Report every line in the listing that contains the string "prognoza".

RECORDS PROVIDED:
↓↓↓

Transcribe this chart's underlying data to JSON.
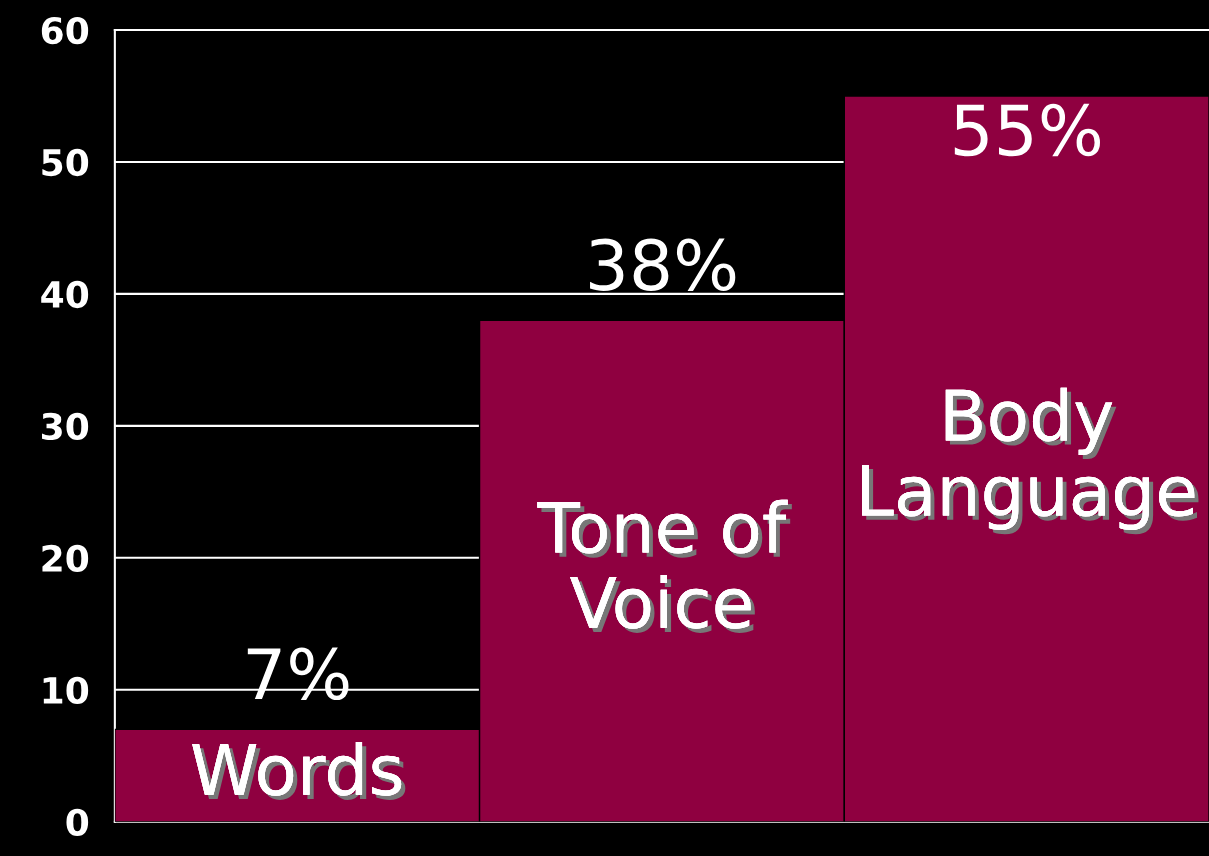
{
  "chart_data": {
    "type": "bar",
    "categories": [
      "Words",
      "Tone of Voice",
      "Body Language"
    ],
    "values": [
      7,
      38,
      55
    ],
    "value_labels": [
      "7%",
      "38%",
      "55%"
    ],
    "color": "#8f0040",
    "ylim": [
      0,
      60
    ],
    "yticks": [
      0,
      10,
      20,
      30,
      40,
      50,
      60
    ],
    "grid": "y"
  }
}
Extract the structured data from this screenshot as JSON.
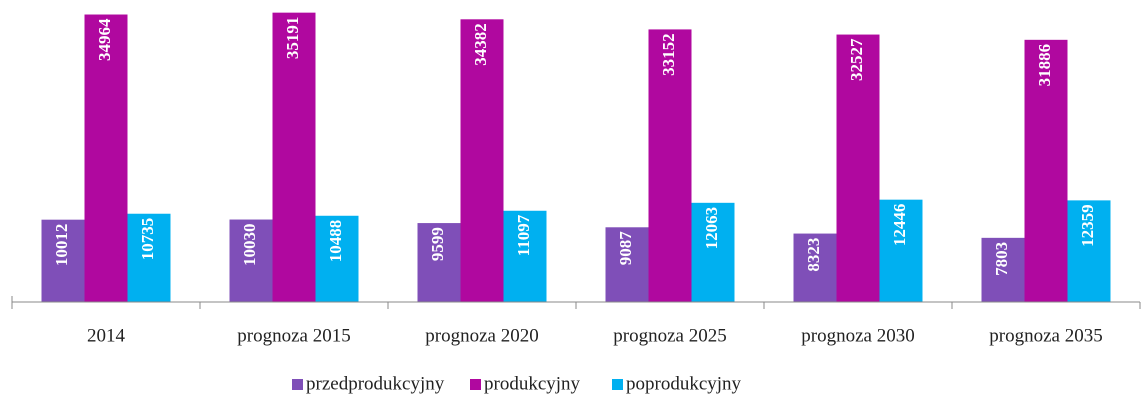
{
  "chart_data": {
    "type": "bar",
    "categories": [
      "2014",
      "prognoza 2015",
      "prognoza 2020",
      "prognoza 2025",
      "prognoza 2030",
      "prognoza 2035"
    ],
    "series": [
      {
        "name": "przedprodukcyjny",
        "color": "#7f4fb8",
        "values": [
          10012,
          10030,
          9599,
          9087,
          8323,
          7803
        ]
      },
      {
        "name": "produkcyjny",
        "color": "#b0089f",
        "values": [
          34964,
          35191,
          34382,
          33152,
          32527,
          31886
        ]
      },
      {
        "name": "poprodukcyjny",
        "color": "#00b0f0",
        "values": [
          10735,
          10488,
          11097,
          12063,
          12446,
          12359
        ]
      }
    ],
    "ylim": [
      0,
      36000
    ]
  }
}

↑↑↑

THE COMPLETED TASK:
      "prognoza 2015",
      "prognoza 2020",
      "prognoza 2025",
      "prognoza 2030",
      "prognoza 2035"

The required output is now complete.